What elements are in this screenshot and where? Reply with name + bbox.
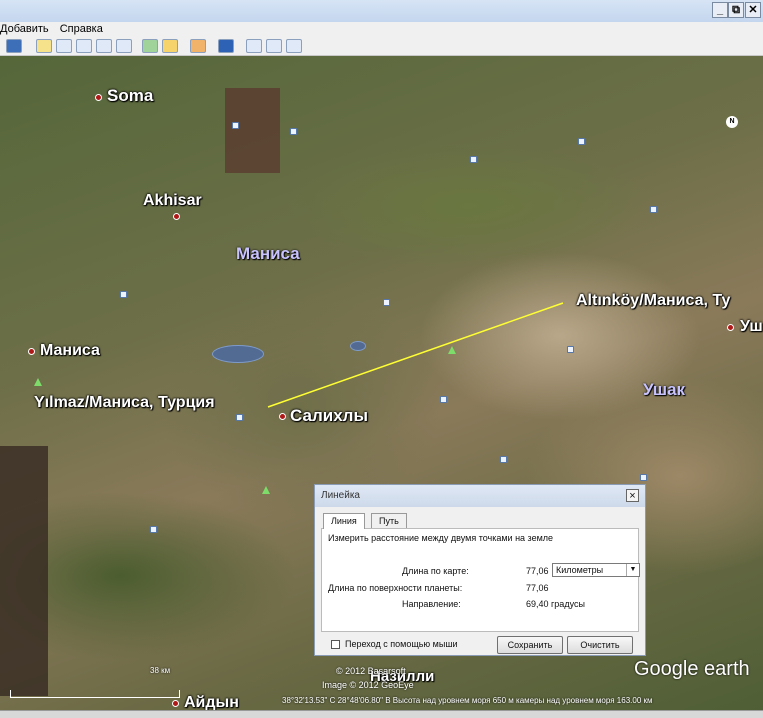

* * *

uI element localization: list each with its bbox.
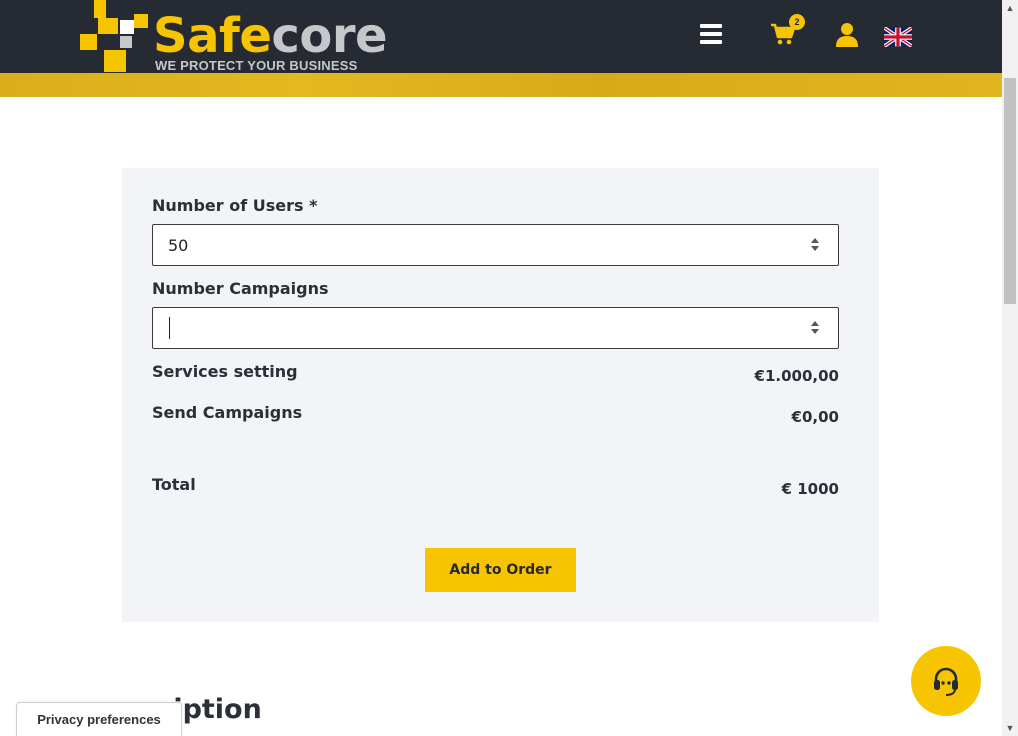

* * *

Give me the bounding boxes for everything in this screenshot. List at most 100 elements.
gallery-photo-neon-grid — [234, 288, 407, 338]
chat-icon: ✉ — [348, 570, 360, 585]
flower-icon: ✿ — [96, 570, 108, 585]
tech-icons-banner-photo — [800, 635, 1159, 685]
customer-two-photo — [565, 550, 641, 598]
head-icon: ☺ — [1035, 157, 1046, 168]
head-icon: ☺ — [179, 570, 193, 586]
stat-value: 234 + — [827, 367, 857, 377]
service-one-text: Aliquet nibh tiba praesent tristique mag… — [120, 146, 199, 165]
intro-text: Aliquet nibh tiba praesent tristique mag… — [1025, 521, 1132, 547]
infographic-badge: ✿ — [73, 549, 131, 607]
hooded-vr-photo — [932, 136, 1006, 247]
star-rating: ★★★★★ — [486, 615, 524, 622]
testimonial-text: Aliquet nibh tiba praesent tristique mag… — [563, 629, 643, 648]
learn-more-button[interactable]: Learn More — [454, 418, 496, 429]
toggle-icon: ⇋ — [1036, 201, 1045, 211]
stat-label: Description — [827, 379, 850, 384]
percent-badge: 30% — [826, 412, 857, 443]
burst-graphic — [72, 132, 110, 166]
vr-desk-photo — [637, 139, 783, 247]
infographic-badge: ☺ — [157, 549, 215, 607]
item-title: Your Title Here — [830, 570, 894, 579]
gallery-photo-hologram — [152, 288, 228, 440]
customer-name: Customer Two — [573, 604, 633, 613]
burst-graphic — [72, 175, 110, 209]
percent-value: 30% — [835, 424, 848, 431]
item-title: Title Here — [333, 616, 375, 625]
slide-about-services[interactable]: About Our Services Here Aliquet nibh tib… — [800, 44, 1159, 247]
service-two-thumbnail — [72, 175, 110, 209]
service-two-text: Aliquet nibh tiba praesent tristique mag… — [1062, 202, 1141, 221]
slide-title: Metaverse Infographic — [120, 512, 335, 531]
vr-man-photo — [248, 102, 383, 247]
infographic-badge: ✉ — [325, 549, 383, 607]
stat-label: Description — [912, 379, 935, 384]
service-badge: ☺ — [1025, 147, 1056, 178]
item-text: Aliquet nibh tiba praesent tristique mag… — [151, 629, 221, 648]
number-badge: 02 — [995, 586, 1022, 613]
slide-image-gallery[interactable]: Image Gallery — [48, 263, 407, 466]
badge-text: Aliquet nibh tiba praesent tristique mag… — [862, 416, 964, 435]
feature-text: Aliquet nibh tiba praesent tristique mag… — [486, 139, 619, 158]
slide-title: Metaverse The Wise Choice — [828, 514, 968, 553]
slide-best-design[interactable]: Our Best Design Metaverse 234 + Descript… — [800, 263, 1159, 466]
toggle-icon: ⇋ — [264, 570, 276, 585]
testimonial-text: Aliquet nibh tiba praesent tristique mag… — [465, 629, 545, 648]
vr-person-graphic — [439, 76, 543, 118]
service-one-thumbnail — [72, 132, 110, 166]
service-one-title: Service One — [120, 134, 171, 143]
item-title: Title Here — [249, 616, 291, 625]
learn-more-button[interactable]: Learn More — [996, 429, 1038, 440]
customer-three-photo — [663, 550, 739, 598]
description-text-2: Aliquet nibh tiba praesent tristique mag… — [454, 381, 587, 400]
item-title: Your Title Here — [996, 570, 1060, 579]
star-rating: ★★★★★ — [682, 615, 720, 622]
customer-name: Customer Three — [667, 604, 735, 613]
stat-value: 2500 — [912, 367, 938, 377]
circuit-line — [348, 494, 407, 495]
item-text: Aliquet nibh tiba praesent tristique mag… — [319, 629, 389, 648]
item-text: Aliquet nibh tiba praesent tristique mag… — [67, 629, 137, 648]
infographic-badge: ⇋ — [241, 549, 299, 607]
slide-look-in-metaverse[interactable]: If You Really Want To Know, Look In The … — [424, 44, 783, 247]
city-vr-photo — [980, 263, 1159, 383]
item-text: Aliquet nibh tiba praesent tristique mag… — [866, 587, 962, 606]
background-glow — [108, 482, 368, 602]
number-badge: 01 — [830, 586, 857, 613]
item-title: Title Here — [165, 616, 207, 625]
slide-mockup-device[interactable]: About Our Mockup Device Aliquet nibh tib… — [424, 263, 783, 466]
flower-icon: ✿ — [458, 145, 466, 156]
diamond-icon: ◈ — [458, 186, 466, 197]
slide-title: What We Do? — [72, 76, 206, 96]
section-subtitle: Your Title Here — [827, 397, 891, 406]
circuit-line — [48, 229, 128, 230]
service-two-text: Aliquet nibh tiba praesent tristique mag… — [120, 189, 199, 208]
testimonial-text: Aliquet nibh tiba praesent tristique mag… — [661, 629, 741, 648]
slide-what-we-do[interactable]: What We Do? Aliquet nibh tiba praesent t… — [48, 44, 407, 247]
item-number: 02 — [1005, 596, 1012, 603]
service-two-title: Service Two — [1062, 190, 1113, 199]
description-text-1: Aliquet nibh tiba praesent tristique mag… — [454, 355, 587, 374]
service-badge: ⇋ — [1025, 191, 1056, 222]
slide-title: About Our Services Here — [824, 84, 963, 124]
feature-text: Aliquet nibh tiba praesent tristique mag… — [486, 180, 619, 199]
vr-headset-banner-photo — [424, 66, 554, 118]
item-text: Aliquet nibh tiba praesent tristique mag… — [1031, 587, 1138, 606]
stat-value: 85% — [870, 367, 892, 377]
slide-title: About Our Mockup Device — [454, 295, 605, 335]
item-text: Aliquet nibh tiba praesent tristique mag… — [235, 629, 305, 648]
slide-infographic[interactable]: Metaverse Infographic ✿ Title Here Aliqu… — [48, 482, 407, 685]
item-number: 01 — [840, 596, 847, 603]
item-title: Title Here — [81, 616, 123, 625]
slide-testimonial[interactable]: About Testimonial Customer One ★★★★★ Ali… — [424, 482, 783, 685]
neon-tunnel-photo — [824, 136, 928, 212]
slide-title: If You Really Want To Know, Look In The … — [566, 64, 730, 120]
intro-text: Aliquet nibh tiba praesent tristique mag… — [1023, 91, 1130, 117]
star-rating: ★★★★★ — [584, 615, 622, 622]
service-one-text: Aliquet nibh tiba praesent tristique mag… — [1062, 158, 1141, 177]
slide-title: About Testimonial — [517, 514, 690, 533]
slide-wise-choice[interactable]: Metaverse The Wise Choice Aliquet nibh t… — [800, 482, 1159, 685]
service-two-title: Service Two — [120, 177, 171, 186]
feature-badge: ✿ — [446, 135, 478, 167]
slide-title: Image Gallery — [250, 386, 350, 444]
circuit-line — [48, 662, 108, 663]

**THE EXERCISE**
State how many lines above contain the string "percent", counting only exact matches in letter case, and give that number alone.

**SOLUTION TO THIS PROBLEM**
2